The request:
Determine how many lines of the records include "this", and answer with the number alone.

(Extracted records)

——————

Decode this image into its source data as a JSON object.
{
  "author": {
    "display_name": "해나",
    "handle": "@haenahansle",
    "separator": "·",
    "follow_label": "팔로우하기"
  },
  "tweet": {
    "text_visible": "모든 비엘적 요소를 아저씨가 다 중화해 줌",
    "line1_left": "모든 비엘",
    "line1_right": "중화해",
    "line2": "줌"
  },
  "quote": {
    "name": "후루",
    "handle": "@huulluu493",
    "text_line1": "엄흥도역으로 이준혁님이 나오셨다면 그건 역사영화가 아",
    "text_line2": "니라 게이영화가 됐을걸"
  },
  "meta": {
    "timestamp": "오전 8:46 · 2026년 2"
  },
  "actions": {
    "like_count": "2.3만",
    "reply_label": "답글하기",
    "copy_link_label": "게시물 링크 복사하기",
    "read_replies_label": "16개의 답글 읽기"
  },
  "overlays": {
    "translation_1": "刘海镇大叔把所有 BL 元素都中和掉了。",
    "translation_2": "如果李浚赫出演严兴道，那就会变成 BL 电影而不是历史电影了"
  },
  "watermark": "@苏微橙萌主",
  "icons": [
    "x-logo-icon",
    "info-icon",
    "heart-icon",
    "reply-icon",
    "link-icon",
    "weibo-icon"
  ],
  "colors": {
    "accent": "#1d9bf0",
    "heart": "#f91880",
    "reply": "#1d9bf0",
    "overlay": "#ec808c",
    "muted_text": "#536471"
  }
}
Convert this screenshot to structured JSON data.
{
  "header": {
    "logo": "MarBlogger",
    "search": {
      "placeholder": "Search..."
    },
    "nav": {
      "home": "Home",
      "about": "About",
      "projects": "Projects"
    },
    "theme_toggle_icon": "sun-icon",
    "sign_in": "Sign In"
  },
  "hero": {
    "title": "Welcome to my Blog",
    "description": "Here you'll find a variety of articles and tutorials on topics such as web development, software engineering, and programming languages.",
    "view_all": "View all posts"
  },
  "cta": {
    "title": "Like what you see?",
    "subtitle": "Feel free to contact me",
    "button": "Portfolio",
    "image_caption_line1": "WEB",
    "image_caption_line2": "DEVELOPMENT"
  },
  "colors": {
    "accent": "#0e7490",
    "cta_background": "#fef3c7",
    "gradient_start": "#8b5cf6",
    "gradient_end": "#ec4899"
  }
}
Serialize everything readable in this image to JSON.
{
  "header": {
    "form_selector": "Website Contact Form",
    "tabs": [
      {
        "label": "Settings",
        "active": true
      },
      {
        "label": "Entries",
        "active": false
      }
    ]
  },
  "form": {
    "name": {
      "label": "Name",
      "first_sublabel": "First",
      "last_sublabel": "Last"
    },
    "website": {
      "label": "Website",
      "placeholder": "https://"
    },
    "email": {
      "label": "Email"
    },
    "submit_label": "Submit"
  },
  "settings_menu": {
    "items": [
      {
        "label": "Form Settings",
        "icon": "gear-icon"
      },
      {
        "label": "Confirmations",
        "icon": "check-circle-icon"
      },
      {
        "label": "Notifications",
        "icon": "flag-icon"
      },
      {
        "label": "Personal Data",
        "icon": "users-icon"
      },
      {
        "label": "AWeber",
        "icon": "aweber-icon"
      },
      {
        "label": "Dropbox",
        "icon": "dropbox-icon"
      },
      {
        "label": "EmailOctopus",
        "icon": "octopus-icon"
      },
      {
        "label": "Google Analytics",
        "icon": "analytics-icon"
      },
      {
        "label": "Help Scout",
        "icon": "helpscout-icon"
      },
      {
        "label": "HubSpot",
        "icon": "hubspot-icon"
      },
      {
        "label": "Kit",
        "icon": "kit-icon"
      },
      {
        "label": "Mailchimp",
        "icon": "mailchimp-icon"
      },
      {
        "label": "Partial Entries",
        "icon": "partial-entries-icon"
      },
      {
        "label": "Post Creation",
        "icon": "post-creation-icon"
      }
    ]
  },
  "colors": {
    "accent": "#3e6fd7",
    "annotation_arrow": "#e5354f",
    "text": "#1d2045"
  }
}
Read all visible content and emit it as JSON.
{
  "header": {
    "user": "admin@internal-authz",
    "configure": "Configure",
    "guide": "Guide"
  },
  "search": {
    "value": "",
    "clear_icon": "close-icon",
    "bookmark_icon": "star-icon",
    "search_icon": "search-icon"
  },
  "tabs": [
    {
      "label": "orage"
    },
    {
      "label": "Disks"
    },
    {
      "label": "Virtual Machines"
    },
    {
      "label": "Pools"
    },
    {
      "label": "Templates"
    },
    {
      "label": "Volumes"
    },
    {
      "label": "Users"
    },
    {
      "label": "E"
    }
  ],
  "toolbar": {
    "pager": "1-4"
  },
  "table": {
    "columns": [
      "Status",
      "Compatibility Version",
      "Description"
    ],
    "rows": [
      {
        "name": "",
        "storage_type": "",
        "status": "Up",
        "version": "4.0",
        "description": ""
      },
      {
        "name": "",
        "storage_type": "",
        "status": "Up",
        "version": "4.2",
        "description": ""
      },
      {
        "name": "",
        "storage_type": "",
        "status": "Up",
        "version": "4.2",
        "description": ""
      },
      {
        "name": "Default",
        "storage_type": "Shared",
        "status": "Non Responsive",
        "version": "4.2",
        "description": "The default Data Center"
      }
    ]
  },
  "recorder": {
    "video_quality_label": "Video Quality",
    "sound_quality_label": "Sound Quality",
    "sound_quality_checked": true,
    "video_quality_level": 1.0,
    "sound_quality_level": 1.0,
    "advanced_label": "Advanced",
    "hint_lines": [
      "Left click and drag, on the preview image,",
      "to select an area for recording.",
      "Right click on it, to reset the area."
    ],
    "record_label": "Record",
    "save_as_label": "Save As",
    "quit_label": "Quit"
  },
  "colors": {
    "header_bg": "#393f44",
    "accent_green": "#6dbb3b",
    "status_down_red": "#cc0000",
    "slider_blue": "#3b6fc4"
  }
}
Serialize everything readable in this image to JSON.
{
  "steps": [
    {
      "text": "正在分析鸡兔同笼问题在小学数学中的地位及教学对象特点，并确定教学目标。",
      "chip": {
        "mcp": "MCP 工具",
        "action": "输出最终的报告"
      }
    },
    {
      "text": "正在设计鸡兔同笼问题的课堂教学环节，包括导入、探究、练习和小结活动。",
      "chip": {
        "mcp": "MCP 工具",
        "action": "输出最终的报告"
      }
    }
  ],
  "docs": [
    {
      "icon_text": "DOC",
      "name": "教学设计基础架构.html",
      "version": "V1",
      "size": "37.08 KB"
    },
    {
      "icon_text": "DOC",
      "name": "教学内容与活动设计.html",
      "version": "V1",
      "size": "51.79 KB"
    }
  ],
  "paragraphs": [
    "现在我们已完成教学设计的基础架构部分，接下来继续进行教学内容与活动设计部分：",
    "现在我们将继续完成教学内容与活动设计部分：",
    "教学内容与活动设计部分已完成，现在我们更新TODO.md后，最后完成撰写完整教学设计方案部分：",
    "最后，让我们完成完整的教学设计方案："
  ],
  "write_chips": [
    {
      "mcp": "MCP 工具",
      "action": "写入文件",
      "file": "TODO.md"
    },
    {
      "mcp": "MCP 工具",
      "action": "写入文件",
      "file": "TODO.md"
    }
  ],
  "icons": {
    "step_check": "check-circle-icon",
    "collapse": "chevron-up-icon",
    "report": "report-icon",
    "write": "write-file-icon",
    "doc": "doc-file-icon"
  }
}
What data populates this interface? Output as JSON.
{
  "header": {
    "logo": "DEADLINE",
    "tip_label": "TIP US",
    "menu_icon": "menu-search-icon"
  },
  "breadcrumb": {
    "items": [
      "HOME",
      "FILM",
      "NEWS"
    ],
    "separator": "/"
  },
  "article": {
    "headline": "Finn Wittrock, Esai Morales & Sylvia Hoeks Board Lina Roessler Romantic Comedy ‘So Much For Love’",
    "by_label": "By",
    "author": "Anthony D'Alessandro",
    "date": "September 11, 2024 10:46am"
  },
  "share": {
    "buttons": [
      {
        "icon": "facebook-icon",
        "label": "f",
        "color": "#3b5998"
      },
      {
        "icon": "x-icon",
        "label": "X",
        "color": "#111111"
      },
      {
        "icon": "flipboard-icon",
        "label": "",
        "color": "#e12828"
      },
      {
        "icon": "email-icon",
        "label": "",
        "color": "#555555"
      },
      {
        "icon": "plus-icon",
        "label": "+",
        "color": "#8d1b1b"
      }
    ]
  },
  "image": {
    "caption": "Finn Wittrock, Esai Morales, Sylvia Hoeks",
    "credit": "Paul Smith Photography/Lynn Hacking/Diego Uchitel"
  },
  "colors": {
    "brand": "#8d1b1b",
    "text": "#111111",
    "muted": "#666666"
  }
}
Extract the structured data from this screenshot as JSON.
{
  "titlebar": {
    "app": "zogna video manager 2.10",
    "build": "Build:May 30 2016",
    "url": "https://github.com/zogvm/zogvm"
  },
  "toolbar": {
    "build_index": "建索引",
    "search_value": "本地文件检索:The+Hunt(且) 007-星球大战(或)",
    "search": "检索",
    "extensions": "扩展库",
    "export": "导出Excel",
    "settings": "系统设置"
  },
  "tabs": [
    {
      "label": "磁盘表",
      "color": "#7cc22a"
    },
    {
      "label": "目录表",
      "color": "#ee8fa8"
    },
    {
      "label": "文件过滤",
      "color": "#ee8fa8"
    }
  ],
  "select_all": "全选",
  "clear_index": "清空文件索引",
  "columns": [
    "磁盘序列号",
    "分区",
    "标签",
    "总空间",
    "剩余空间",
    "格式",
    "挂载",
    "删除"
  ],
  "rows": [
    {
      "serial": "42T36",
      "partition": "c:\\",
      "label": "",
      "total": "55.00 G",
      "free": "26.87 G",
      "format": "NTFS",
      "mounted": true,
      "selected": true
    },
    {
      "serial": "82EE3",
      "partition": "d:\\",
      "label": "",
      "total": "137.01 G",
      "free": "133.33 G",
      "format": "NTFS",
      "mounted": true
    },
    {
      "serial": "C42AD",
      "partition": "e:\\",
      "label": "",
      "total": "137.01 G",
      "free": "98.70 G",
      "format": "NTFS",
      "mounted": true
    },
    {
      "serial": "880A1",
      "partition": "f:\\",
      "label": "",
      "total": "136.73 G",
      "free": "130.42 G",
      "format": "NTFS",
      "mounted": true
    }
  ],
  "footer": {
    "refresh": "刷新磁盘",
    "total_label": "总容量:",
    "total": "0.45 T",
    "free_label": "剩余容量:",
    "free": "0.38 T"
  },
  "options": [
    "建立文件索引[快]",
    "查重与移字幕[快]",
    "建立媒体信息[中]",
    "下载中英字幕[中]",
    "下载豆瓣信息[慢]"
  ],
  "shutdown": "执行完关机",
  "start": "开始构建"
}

——————

Task solution:
6